■ Task directions
Select the lines that hold the word "automatically" and copy each one.

■ Dataset records

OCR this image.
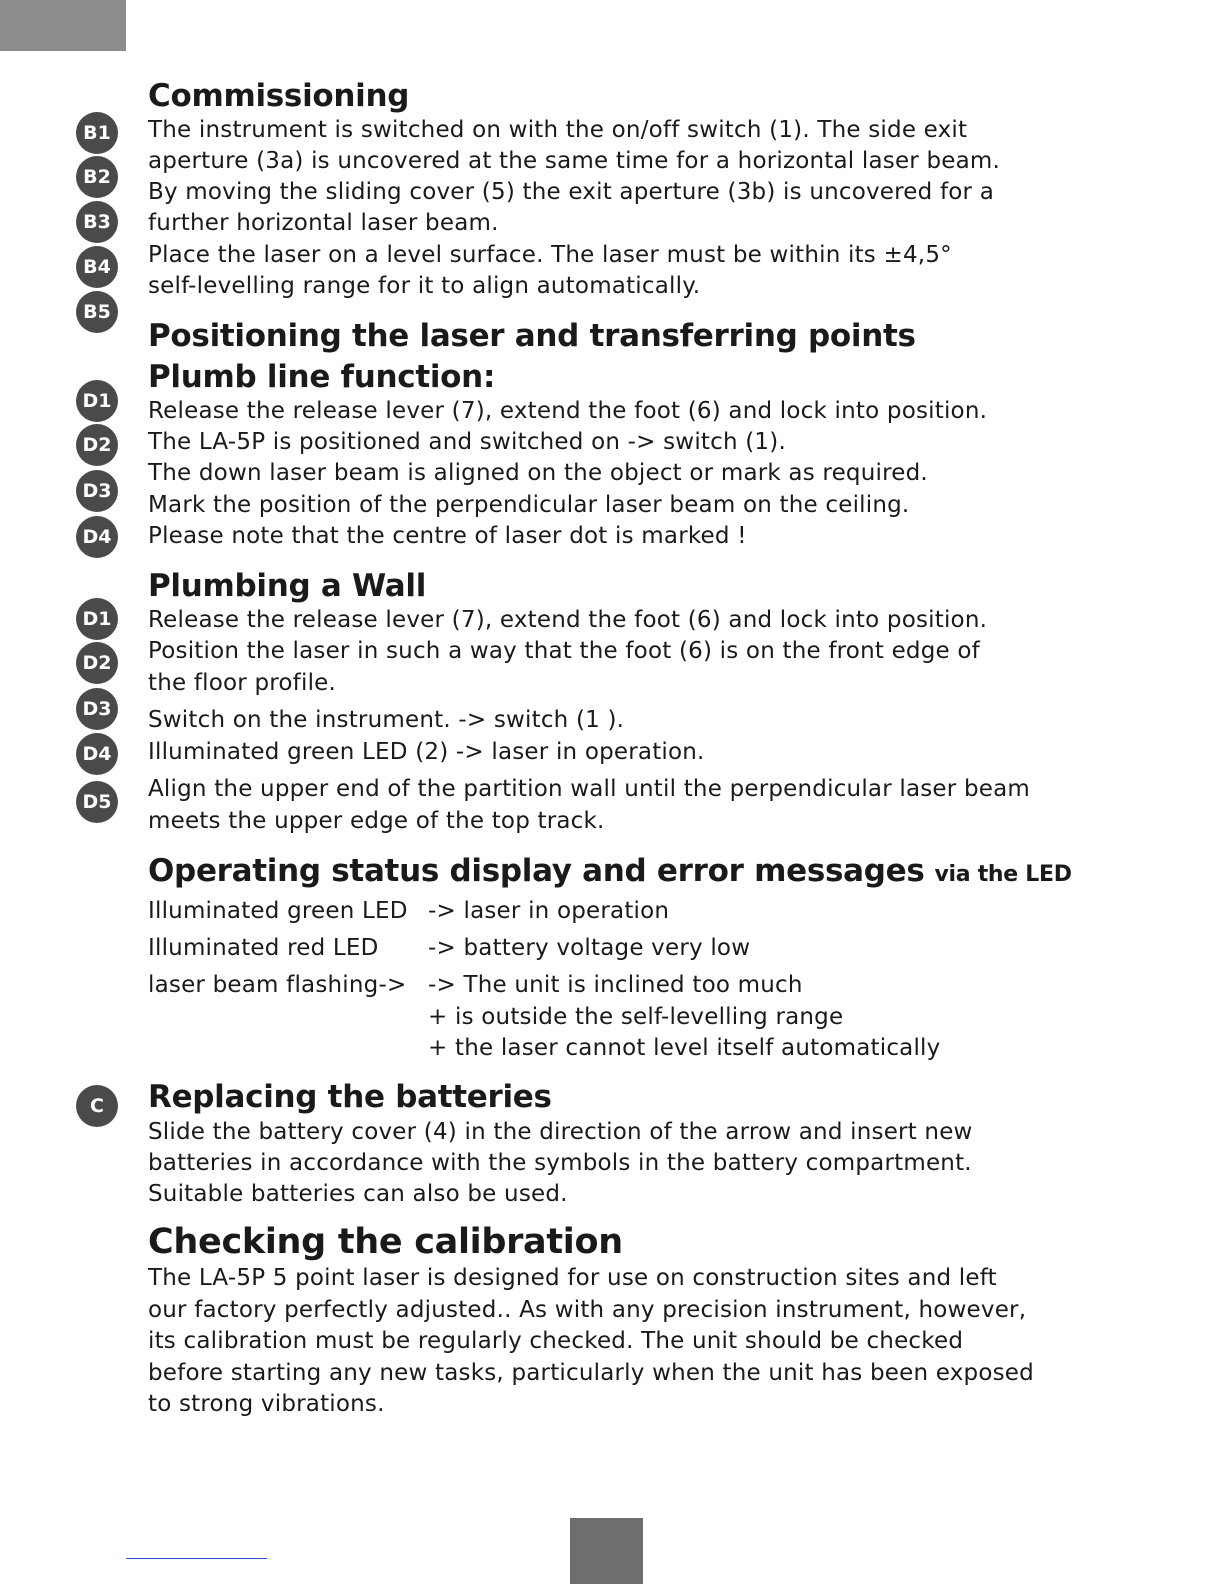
Commissioning
B1
B2
B3
B4
B5
The instrument is switched on with the on/off switch (1). The side exit
aperture (3a) is uncovered at the same time for a horizontal laser beam.
By moving the sliding cover (5) the exit aperture (3b) is uncovered for a
further horizontal laser beam.
Place the laser on a level surface. The laser must be within its ±4,5°
self-levelling range for it to align automatically.
Positioning the laser and transferring points
Plumb line function:
D1
D2
D3
D4
Release the release lever (7), extend the foot (6) and lock into position.
The LA-5P is positioned and switched on -> switch (1).
The down laser beam is aligned on the object or mark as required.
Mark the position of the perpendicular laser beam on the ceiling.
Please note that the centre of laser dot is marked !
Plumbing a Wall
D1
D2
D3
D4
D5
Release the release lever (7), extend the foot (6) and lock into position.
Position the laser in such a way that the foot (6) is on the front edge of
the floor profile.
Switch on the instrument. -> switch (1 ).
Illuminated green LED (2) -> laser in operation.
Align the upper end of the partition wall until the perpendicular laser beam
meets the upper edge of the top track.
Operating status display and error messages via the LED
Illuminated green LED -> laser in operation
Illuminated red LED -> battery voltage very low
laser beam flashing-> -> The unit is inclined too much
+ is outside the self-levelling range
+ the laser cannot level itself automatically
C	Replacing the batteries
Slide the battery cover (4) in the direction of the arrow and insert new
batteries in accordance with the symbols in the battery compartment.
Suitable batteries can also be used.
Checking the calibration
The LA-5P 5 point laser is designed for use on construction sites and left
our factory perfectly adjusted.. As with any precision instrument, however,
its calibration must be regularly checked. The unit should be checked
before starting any new tasks, particularly when the unit has been exposed
to strong vibrations.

■ Output
self-levelling range for it to align automatically.
+ the laser cannot level itself automatically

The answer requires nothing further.